* _Written problem_: Put each line of the data from the line with "rh-key-70-label: RH > 70% xyxy=(2,388,75,404)" to the line with "isotherm-label: -36.00 xyxy=(398,205,441,219)", inclusive, into a JSON list of strings with one string per line, skipping any blank lines.

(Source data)
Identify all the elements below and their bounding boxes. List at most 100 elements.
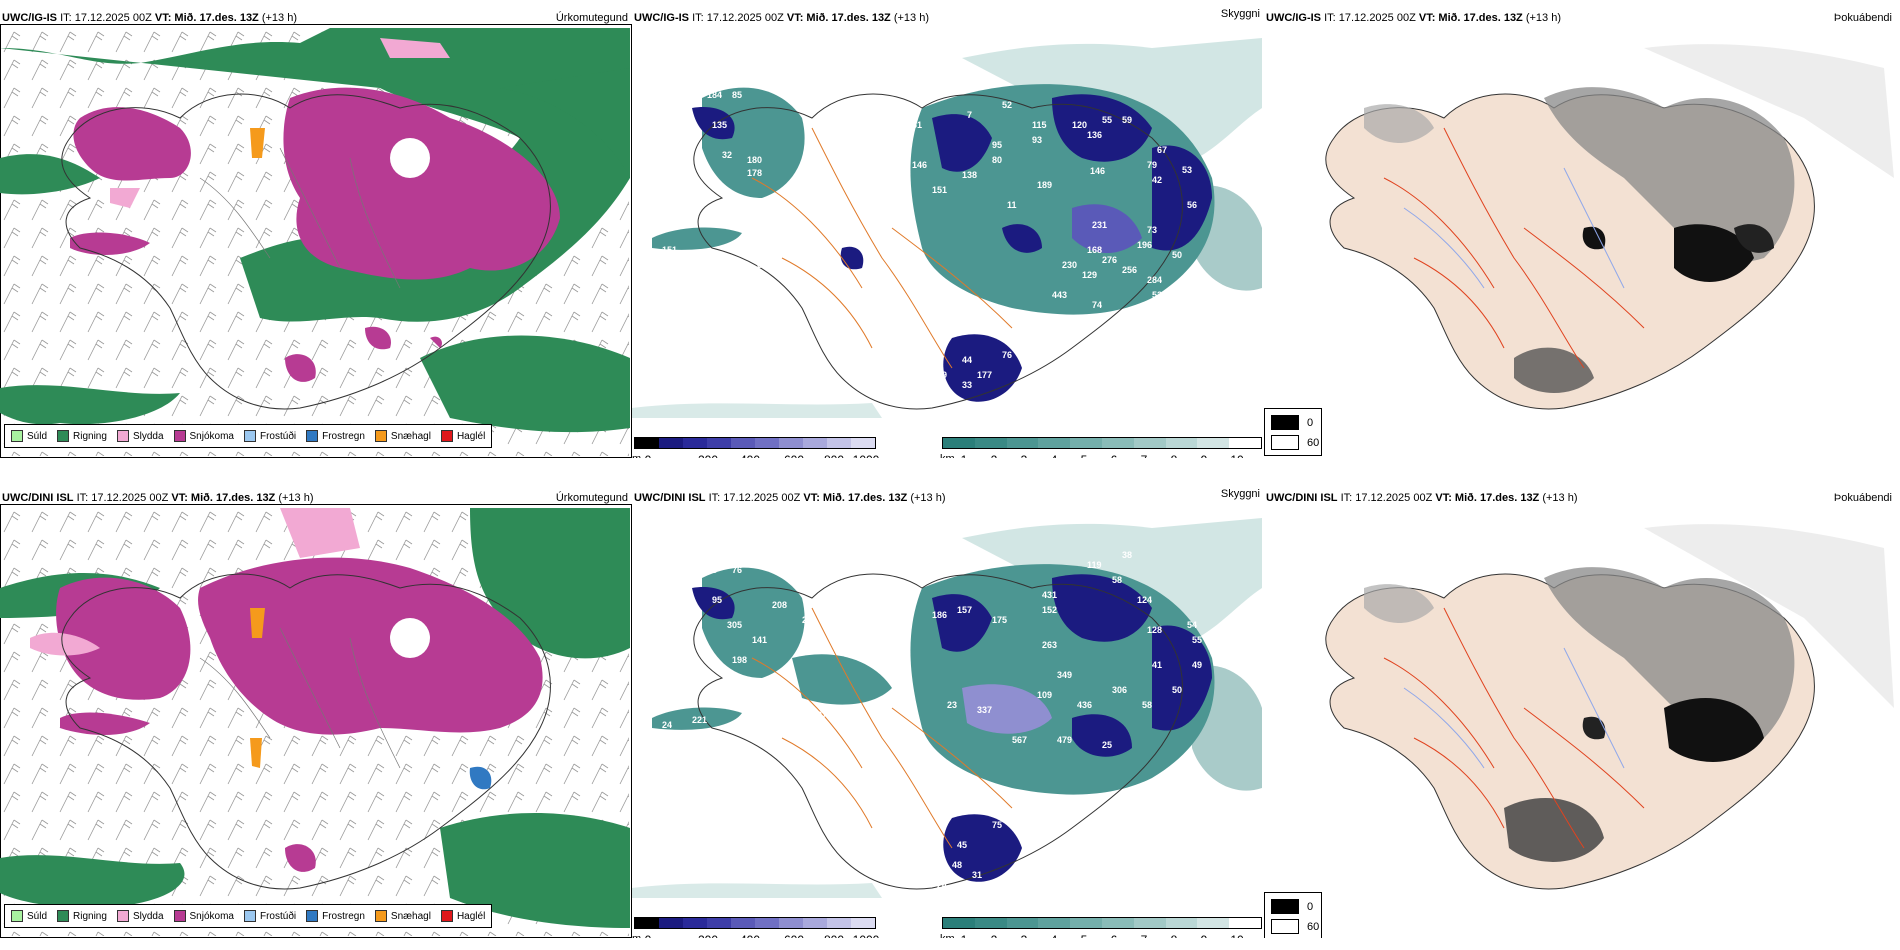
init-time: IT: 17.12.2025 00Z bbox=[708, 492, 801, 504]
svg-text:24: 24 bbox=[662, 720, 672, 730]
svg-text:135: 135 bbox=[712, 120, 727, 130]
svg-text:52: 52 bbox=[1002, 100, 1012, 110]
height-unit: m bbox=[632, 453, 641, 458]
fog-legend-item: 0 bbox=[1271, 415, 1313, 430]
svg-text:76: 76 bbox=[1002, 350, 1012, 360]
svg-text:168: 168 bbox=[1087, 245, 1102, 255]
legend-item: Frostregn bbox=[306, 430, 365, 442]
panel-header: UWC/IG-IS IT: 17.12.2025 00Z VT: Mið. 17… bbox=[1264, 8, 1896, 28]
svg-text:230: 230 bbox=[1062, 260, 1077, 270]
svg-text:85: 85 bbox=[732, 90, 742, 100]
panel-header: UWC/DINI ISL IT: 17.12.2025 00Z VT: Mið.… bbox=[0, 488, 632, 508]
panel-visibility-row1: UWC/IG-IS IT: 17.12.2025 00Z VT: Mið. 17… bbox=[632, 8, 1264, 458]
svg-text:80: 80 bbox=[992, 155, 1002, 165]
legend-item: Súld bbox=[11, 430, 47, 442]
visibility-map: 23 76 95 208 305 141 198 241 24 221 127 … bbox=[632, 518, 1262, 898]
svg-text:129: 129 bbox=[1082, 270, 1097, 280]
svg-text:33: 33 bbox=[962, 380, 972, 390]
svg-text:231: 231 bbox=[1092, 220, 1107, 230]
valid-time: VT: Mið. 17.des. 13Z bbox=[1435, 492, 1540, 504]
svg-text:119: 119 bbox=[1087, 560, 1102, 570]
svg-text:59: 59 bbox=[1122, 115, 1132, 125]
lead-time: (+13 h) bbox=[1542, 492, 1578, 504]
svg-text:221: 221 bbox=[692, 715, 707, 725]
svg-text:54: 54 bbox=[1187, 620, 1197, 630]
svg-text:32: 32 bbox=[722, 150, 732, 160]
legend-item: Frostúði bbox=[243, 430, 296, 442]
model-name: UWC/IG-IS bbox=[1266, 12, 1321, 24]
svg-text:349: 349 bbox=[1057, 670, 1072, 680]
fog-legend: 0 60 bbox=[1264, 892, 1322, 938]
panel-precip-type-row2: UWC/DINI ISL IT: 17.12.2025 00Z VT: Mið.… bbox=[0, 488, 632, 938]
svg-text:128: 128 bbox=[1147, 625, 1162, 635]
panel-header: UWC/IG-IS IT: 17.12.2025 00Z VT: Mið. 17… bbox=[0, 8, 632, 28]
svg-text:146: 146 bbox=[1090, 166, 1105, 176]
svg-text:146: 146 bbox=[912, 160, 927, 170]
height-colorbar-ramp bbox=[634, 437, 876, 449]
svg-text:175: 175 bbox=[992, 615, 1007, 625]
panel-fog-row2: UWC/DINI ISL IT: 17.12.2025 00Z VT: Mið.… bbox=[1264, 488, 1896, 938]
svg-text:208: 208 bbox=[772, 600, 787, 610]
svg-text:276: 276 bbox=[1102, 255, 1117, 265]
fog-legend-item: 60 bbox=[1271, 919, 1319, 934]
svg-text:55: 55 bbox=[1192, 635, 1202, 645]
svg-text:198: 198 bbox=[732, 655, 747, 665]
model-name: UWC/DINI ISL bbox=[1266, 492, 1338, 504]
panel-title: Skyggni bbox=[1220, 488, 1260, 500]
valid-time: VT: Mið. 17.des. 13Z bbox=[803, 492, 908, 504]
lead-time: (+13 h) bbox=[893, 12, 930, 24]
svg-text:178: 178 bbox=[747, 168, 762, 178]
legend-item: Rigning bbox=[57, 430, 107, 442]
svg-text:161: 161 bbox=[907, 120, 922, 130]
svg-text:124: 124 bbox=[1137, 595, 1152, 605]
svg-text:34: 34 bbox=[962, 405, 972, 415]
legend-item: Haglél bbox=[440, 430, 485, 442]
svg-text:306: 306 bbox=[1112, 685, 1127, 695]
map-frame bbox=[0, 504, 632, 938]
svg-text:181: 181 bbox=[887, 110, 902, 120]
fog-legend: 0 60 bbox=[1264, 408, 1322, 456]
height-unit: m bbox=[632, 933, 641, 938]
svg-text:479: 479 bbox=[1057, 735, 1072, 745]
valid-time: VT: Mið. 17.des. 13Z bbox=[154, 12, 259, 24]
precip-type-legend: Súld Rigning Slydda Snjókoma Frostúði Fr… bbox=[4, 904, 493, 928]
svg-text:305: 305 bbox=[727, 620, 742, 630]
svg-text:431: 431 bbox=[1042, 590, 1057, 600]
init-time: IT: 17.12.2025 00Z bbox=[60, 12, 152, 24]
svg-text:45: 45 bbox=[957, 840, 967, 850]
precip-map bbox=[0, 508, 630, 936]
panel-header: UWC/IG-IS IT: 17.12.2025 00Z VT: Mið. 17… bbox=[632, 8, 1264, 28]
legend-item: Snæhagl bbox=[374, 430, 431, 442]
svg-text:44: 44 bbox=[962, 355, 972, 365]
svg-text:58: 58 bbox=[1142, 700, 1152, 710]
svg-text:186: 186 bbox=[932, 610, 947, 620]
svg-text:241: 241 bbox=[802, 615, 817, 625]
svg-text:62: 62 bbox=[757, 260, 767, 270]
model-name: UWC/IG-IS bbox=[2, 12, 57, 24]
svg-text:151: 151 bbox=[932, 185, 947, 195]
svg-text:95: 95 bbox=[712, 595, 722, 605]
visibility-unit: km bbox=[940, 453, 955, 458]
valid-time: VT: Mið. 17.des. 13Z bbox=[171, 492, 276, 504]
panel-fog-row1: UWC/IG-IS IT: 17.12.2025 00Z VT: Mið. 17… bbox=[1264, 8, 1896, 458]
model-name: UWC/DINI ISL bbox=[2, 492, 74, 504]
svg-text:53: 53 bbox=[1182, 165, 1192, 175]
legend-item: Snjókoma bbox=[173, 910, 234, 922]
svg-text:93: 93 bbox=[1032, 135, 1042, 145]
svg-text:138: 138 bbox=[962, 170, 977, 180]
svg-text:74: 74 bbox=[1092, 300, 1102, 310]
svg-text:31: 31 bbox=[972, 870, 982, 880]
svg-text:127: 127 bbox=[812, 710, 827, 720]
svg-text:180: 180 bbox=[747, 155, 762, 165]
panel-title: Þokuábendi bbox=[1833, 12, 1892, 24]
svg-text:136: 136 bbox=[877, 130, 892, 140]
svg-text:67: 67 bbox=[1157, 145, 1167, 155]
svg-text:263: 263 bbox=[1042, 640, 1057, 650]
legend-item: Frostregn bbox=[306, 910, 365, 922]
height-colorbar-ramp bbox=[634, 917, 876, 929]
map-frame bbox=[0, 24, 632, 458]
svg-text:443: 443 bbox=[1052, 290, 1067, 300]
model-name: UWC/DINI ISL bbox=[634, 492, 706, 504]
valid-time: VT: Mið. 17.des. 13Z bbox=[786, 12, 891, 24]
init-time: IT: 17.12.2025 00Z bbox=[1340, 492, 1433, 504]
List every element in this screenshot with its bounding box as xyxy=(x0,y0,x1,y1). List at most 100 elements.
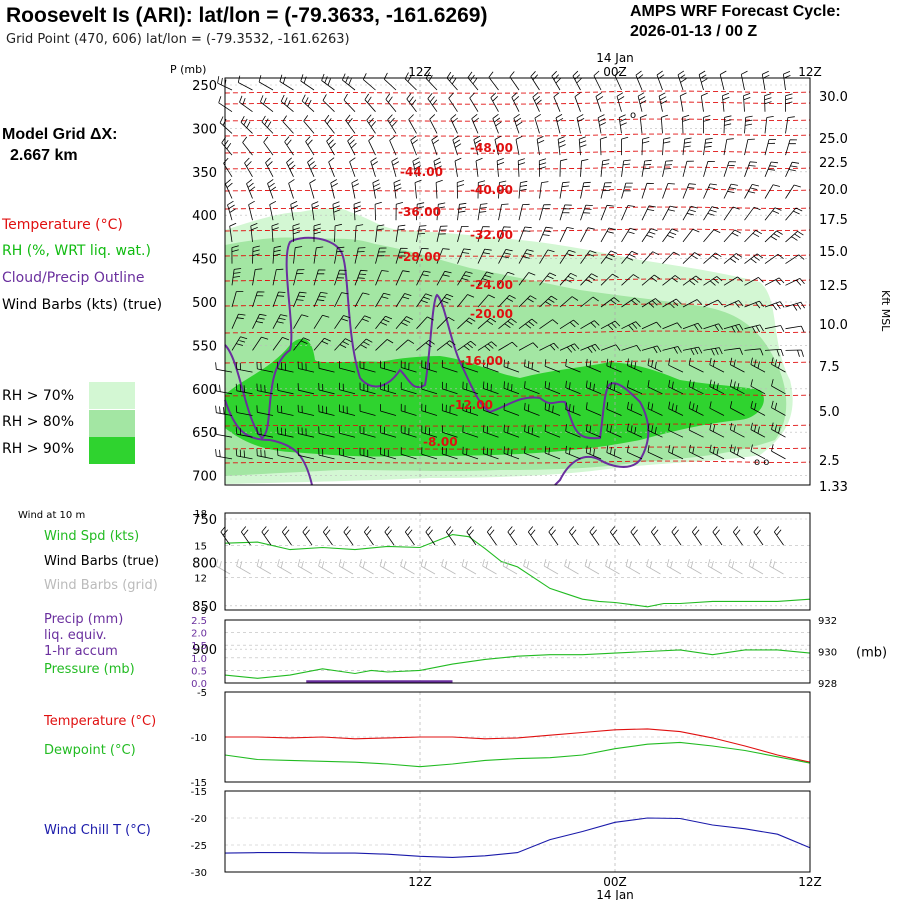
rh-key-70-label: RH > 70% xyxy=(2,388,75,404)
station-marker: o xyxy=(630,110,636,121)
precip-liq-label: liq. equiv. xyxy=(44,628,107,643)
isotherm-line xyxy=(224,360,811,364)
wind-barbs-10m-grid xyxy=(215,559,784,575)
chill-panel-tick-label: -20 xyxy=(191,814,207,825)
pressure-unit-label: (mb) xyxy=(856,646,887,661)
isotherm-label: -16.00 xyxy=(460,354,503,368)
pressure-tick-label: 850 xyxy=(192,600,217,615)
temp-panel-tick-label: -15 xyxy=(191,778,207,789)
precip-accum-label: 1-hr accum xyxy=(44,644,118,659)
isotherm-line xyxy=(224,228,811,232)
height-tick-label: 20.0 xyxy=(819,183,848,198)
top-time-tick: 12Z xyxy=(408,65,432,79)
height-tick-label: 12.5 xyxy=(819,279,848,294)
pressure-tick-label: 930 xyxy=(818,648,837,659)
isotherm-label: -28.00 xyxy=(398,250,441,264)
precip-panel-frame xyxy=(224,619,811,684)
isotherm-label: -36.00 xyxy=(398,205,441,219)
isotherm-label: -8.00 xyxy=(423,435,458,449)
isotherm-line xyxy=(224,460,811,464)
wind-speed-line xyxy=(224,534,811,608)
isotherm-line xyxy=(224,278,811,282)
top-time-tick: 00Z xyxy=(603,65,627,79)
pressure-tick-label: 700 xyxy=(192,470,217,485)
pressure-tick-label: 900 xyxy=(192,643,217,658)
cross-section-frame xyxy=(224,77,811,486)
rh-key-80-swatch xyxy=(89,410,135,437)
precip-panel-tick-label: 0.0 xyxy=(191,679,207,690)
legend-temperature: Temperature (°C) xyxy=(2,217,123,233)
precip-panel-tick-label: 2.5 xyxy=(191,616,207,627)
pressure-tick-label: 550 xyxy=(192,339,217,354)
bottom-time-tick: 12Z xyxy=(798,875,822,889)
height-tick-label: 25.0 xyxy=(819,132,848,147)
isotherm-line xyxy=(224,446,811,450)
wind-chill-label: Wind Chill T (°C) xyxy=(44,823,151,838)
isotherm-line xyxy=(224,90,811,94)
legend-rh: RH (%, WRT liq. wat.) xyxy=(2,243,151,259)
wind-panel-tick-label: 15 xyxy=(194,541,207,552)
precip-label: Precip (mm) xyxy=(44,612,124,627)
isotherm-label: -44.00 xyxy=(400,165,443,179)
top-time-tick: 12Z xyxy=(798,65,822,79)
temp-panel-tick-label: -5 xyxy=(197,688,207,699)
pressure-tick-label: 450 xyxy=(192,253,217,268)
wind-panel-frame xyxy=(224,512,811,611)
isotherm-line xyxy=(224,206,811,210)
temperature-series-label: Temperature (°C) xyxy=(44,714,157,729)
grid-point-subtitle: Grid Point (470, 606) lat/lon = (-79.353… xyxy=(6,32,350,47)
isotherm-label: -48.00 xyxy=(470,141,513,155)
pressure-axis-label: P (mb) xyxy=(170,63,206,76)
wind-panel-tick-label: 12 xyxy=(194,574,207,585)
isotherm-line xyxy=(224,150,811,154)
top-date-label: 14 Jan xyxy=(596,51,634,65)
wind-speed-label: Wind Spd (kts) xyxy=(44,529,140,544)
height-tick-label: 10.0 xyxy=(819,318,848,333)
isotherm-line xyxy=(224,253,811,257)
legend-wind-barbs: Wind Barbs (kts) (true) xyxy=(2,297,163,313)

* _Solution for this problem_:
[
  "rh-key-70-label: RH > 70% xyxy=(2,388,75,404)",
  "station-marker: o xyxy=(630,110,636,121)",
  "precip-liq-label: liq. equiv. xyxy=(44,628,107,643)",
  "isotherm-line xyxy=(224,360,811,364)",
  "wind-barbs-10m-grid xyxy=(215,559,784,575)",
  "chill-panel-tick-label: -20 xyxy=(191,814,207,825)",
  "pressure-unit-label: (mb) xyxy=(856,646,887,661)",
  "isotherm-label: -16.00 xyxy=(460,354,503,368)",
  "pressure-tick-label: 850 xyxy=(192,600,217,615)",
  "temp-panel-tick-label: -15 xyxy=(191,778,207,789)",
  "precip-accum-label: 1-hr accum xyxy=(44,644,118,659)",
  "isotherm-line xyxy=(224,228,811,232)",
  "height-tick-label: 20.0 xyxy=(819,183,848,198)",
  "top-time-tick: 12Z xyxy=(408,65,432,79)",
  "height-tick-label: 12.5 xyxy=(819,279,848,294)",
  "pressure-tick-label: 930 xyxy=(818,648,837,659)",
  "isotherm-label: -28.00 xyxy=(398,250,441,264)",
  "precip-panel-frame xyxy=(224,619,811,684)",
  "isotherm-label: -36.00 xyxy=(398,205,441,219)"
]